** start of RECORDS PROVIDED **
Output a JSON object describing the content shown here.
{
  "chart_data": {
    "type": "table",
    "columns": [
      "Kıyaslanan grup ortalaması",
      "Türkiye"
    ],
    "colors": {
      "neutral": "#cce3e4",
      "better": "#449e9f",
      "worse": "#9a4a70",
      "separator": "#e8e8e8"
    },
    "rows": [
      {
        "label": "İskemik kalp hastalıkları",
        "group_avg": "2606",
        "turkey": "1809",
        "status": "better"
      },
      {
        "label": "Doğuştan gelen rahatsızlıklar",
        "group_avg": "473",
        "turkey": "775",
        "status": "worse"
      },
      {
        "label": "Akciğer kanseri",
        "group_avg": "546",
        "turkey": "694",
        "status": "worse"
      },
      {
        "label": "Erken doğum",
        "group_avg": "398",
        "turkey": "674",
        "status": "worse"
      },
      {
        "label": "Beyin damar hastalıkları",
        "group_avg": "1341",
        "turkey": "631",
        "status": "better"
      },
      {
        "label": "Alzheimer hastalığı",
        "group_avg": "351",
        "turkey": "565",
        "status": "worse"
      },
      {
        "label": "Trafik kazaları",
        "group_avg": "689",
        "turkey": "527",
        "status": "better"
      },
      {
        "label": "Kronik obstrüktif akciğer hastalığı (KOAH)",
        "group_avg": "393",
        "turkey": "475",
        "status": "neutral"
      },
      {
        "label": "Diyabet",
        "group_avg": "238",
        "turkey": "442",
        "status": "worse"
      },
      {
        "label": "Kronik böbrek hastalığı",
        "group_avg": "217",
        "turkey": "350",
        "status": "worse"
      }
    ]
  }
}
** end of RECORDS PROVIDED **
**THE TASK:**
Would you copy out each line exactly as written?

**EXPECTED OUTPUT:**
Output a JSON object describing the content shown here.
{
  "chart_data": {
    "type": "table",
    "columns": [
      "Kıyaslanan grup ortalaması",
      "Türkiye"
    ],
    "colors": {
      "neutral": "#cce3e4",
      "better": "#449e9f",
      "worse": "#9a4a70",
      "separator": "#e8e8e8"
    },
    "rows": [
      {
        "label": "İskemik kalp hastalıkları",
        "group_avg": "2606",
        "turkey": "1809",
        "status": "better"
      },
      {
        "label": "Doğuştan gelen rahatsızlıklar",
        "group_avg": "473",
        "turkey": "775",
        "status": "worse"
      },
      {
        "label": "Akciğer kanseri",
        "group_avg": "546",
        "turkey": "694",
        "status": "worse"
      },
      {
        "label": "Erken doğum",
        "group_avg": "398",
        "turkey": "674",
        "status": "worse"
      },
      {
        "label": "Beyin damar hastalıkları",
        "group_avg": "1341",
        "turkey": "631",
        "status": "better"
      },
      {
        "label": "Alzheimer hastalığı",
        "group_avg": "351",
        "turkey": "565",
        "status": "worse"
      },
      {
        "label": "Trafik kazaları",
        "group_avg": "689",
        "turkey": "527",
        "status": "better"
      },
      {
        "label": "Kronik obstrüktif akciğer hastalığı (KOAH)",
        "group_avg": "393",
        "turkey": "475",
        "status": "neutral"
      },
      {
        "label": "Diyabet",
        "group_avg": "238",
        "turkey": "442",
        "status": "worse"
      },
      {
        "label": "Kronik böbrek hastalığı",
        "group_avg": "217",
        "turkey": "350",
        "status": "worse"
      }
    ]
  }
}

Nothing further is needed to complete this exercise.